本文抜粋 —
━━━━━━━━━━━━━━━━━━━━━━━━━━━━━━

ジェンダーフリー論争の黄昏


なんか泥試合になってきました。

http://www.worldtimes.co.jp/wtop/education/060825/060825.html:Title

http://macska.org/article/153:Title

バックラッシュ! なぜジェンダーフリーは叩かれたのか?

バックラッシュ! なぜジェンダーフリーは叩かれたのか?


「ブレンダと呼ばれた少年」に関しては、八木さんがこの本を保守派の方たちの間で流行らせてくれたおかげで、「医療の自己決定権」とか、「同性愛者の権利」とかを、保守派の方たちに説明しやすくなったという利点もあるんだがなあ。

ブレンダと呼ばれた少年
ブレンダと呼ばれた少年―ジョンズ・ホプキンス病院で何が起きたのか


アウトラインを説明しておくと

実は、人間の性自認とか性指向の決定に関しては、生得的な要素が強いとするダイアモンドの学説のほうが、ジェンダーフリーに対する親和性は高いのだ。

たとえジェンダーフリー教育が行われたとしても、生得的に性同一性障害や同性愛の要素を持たない一般の人の場合は、自然に男らしくなったり、女らしくなったりするからである。

━━━━━━━━━━━━━━━━━━━━━━━━━━━━━━

[コレクションに保存された項目]
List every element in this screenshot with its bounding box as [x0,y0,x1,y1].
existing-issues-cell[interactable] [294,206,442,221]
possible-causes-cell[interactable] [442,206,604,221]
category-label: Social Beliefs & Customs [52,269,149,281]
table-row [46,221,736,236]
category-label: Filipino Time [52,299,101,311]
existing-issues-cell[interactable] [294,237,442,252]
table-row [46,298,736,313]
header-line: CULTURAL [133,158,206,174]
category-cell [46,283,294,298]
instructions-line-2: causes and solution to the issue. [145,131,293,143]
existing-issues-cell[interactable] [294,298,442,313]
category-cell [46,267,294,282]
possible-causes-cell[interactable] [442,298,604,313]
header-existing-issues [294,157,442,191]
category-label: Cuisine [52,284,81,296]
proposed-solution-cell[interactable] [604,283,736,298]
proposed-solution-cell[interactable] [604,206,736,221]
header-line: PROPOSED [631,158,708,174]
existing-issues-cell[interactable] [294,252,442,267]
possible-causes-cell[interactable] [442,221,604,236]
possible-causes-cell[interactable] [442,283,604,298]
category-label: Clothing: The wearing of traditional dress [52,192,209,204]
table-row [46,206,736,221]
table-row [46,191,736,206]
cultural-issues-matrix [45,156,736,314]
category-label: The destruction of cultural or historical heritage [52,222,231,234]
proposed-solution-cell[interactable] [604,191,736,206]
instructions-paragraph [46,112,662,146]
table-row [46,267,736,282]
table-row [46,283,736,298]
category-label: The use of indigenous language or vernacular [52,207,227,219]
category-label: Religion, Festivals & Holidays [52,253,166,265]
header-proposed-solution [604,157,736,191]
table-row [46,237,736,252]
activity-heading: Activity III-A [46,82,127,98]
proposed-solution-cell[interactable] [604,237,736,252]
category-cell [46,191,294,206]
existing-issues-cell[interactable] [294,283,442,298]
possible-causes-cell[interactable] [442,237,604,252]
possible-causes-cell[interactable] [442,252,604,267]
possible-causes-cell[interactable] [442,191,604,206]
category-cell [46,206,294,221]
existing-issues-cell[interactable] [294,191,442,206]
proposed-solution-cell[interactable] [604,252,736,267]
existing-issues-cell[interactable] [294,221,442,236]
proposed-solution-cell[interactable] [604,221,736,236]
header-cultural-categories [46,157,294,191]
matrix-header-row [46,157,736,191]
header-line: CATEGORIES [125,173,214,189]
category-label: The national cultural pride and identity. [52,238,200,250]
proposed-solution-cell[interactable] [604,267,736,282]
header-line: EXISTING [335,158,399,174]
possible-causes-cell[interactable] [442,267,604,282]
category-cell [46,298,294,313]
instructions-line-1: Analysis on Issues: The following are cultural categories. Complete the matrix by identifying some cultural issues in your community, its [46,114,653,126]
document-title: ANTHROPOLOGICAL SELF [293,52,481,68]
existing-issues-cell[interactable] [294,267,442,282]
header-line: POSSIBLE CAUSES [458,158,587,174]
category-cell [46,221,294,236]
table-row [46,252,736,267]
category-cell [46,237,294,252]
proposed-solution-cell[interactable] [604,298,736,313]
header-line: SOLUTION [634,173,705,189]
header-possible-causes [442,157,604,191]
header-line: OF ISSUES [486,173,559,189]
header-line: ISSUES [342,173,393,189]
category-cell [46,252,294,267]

━━━━━━━━━━━━━━━━━━━━━━━━━━━━━━

ジェンダーフリー論争の本文から、「http://macska.org/article/153:Title」から「という利点もあるんだがなあ。」までの一続きを一字も変えずに引用せよ。 これらの記録は使わなくてよい。

http://macska.org/article/153:Title

バックラッシュ! なぜジェンダーフリーは叩かれたのか?

バックラッシュ! なぜジェンダーフリーは叩かれたのか?


「ブレンダと呼ばれた少年」に関しては、八木さんがこの本を保守派の方たちの間で流行らせてくれたおかげで、「医療の自己決定権」とか、「同性愛者の権利」とかを、保守派の方たちに説明しやすくなったという利点もあるんだがなあ。